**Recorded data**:
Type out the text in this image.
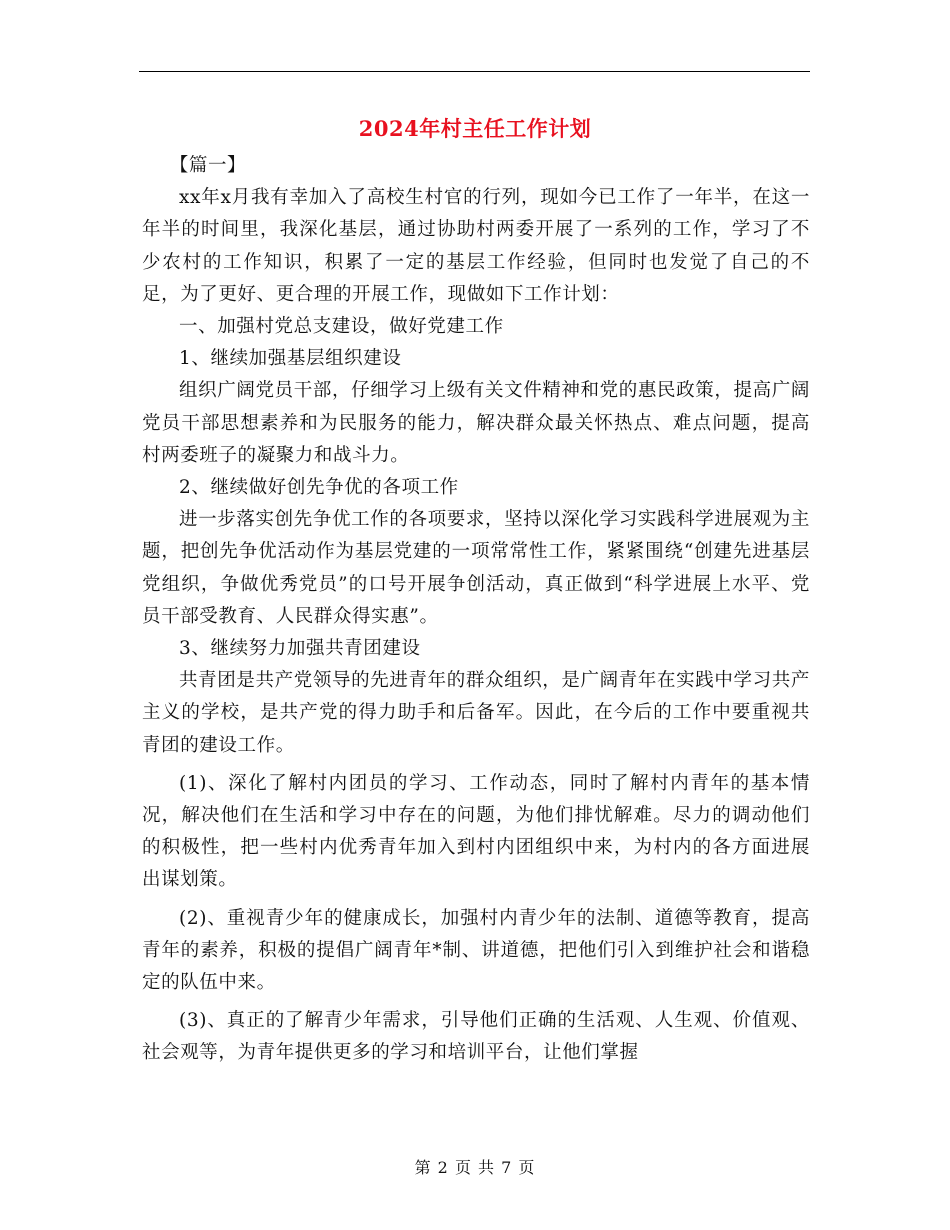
2024年村主任工作计划

【篇一】

xx年x月我有幸加入了高校生村官的行列，现如今已工作了一年半，在这一年半的时间里，我深化基层，通过协助村两委开展了一系列的工作，学习了不少农村的工作知识，积累了一定的基层工作经验，但同时也发觉了自己的不足，为了更好、更合理的开展工作，现做如下工作计划：

一、加强村党总支建设，做好党建工作

1、继续加强基层组织建设

组织广阔党员干部，仔细学习上级有关文件精神和党的惠民政策，提高广阔党员干部思想素养和为民服务的能力，解决群众最关怀热点、难点问题，提高村两委班子的凝聚力和战斗力。

2、继续做好创先争优的各项工作

进一步落实创先争优工作的各项要求，坚持以深化学习实践科学进展观为主题，把创先争优活动作为基层党建的一项常常性工作，紧紧围绕“创建先进基层党组织，争做优秀党员”的口号开展争创活动，真正做到“科学进展上水平、党员干部受教育、人民群众得实惠”。

3、继续努力加强共青团建设

共青团是共产党领导的先进青年的群众组织，是广阔青年在实践中学习共产主义的学校，是共产党的得力助手和后备军。因此，在今后的工作中要重视共青团的建设工作。

(1)、深化了解村内团员的学习、工作动态，同时了解村内青年的基本情况，解决他们在生活和学习中存在的问题，为他们排忧解难。尽力的调动他们的积极性，把一些村内优秀青年加入到村内团组织中来，为村内的各方面进展出谋划策。

(2)、重视青少年的健康成长，加强村内青少年的法制、道德等教育，提高青年的素养，积极的提倡广阔青年*制、讲道德，把他们引入到维护社会和谐稳定的队伍中来。

(3)、真正的了解青少年需求，引导他们正确的生活观、人生观、价值观、社会观等，为青年提供更多的学习和培训平台，让他们掌握

第 2 页 共 7 页
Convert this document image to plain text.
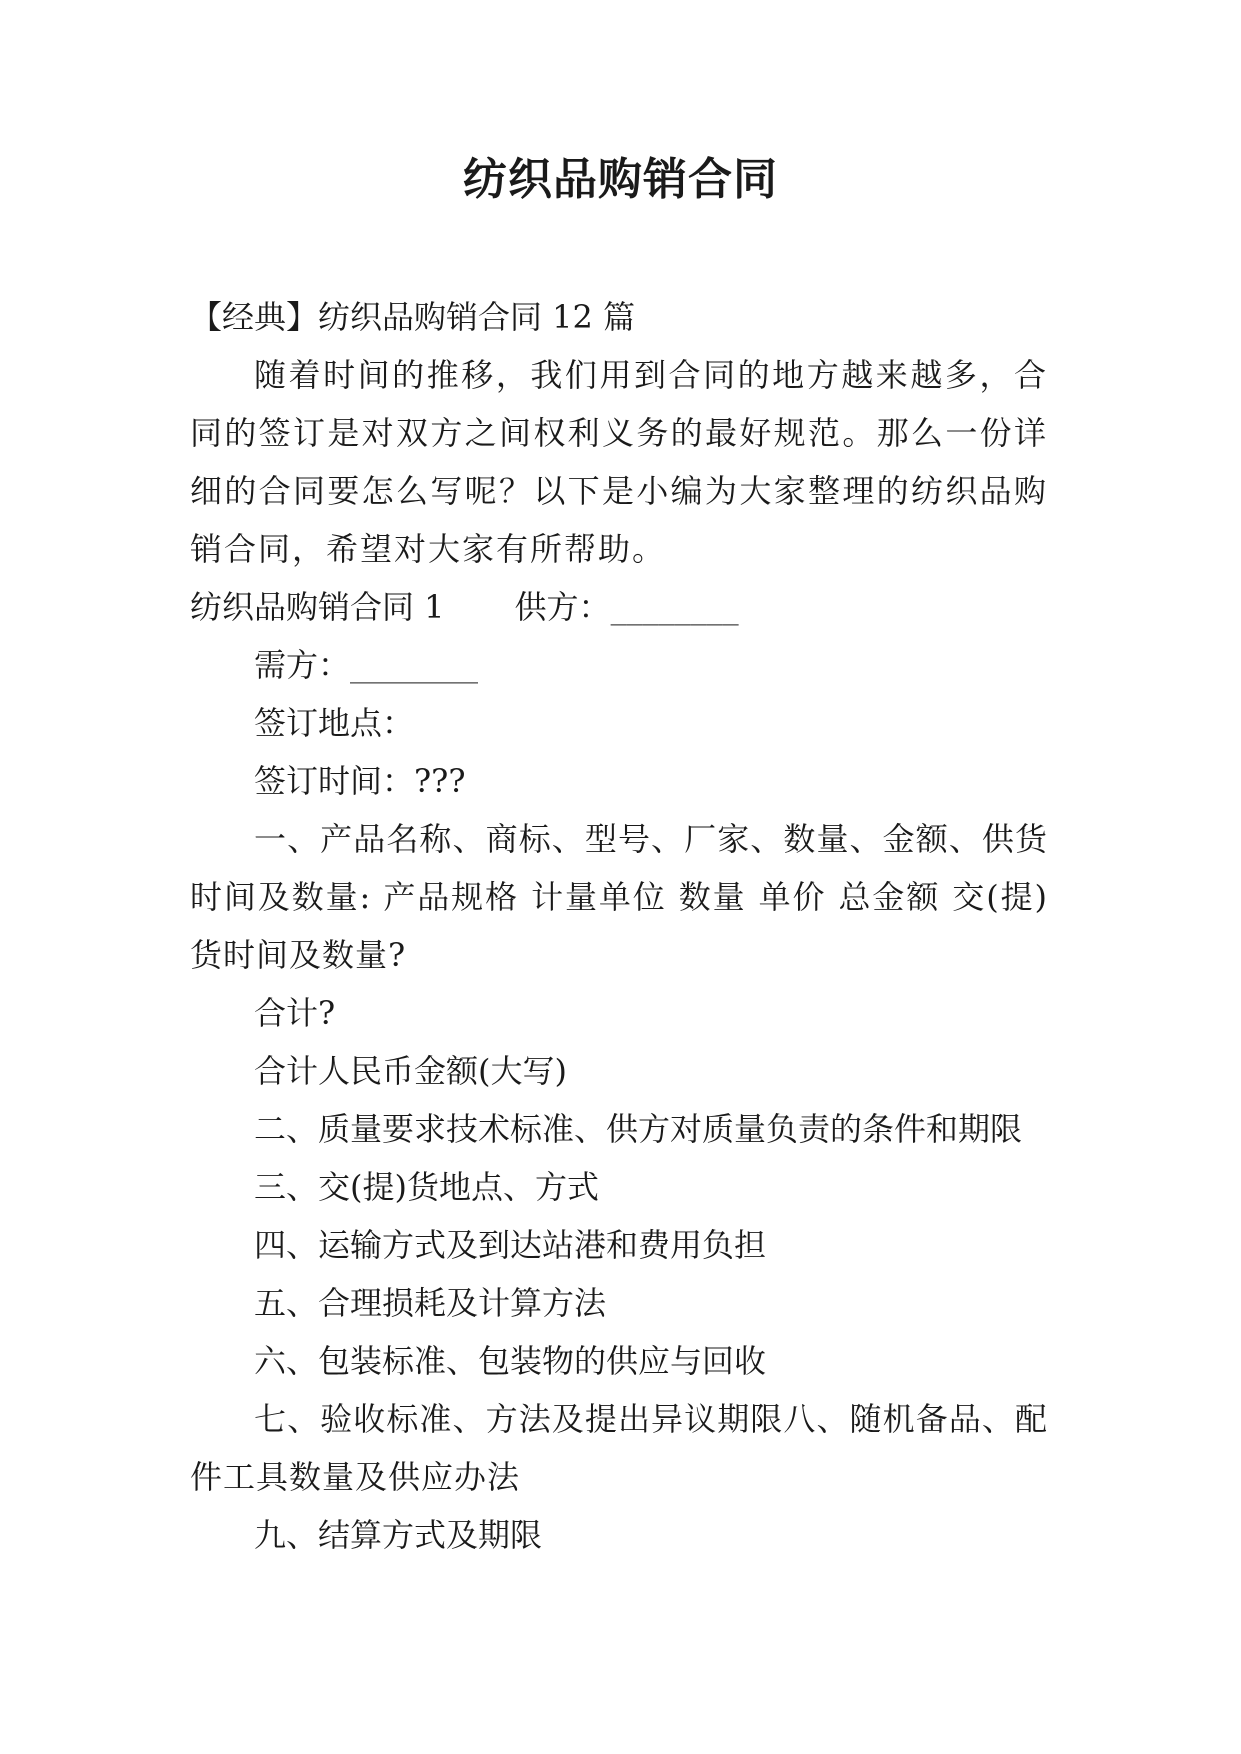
纺织品购销合同

【经典】纺织品购销合同 12 篇

随着时间的推移，我们用到合同的地方越来越多，合同的签订是对双方之间权利义务的最好规范。那么一份详细的合同要怎么写呢？以下是小编为大家整理的纺织品购销合同，希望对大家有所帮助。

纺织品购销合同 1 供方：________

需方：________

签订地点：

签订时间：???

一、产品名称、商标、型号、厂家、数量、金额、供货时间及数量: 产品规格 计量单位 数量 单价 总金额 交(提)货时间及数量?

合计?

合计人民币金额(大写)

二、质量要求技术标准、供方对质量负责的条件和期限

三、交(提)货地点、方式

四、运输方式及到达站港和费用负担

五、合理损耗及计算方法

六、包装标准、包装物的供应与回收

七、验收标准、方法及提出异议期限八、随机备品、配件工具数量及供应办法

九、结算方式及期限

**The task**: Leave every image out, and retype the material exactly.

**Answer to this exercise**:
Type out the text in this image.
2024年村主任工作计划

【篇一】

xx年x月我有幸加入了高校生村官的行列，现如今已工作了一年半，在这一年半的时间里，我深化基层，通过协助村两委开展了一系列的工作，学习了不少农村的工作知识，积累了一定的基层工作经验，但同时也发觉了自己的不足，为了更好、更合理的开展工作，现做如下工作计划：

一、加强村党总支建设，做好党建工作

1、继续加强基层组织建设

组织广阔党员干部，仔细学习上级有关文件精神和党的惠民政策，提高广阔党员干部思想素养和为民服务的能力，解决群众最关怀热点、难点问题，提高村两委班子的凝聚力和战斗力。

2、继续做好创先争优的各项工作

进一步落实创先争优工作的各项要求，坚持以深化学习实践科学进展观为主题，把创先争优活动作为基层党建的一项常常性工作，紧紧围绕“创建先进基层党组织，争做优秀党员”的口号开展争创活动，真正做到“科学进展上水平、党员干部受教育、人民群众得实惠”。

3、继续努力加强共青团建设

共青团是共产党领导的先进青年的群众组织，是广阔青年在实践中学习共产主义的学校，是共产党的得力助手和后备军。因此，在今后的工作中要重视共青团的建设工作。

(1)、深化了解村内团员的学习、工作动态，同时了解村内青年的基本情况，解决他们在生活和学习中存在的问题，为他们排忧解难。尽力的调动他们的积极性，把一些村内优秀青年加入到村内团组织中来，为村内的各方面进展出谋划策。

(2)、重视青少年的健康成长，加强村内青少年的法制、道德等教育，提高青年的素养，积极的提倡广阔青年*制、讲道德，把他们引入到维护社会和谐稳定的队伍中来。

(3)、真正的了解青少年需求，引导他们正确的生活观、人生观、价值观、社会观等，为青年提供更多的学习和培训平台，让他们掌握

第 2 页 共 7 页
Convert this document image to plain text.
纺织品购销合同

【经典】纺织品购销合同 12 篇

随着时间的推移，我们用到合同的地方越来越多，合同的签订是对双方之间权利义务的最好规范。那么一份详细的合同要怎么写呢？以下是小编为大家整理的纺织品购销合同，希望对大家有所帮助。

纺织品购销合同 1 供方：________

需方：________

签订地点：

签订时间：???

一、产品名称、商标、型号、厂家、数量、金额、供货时间及数量: 产品规格 计量单位 数量 单价 总金额 交(提)货时间及数量?

合计?

合计人民币金额(大写)

二、质量要求技术标准、供方对质量负责的条件和期限

三、交(提)货地点、方式

四、运输方式及到达站港和费用负担

五、合理损耗及计算方法

六、包装标准、包装物的供应与回收

七、验收标准、方法及提出异议期限八、随机备品、配件工具数量及供应办法

九、结算方式及期限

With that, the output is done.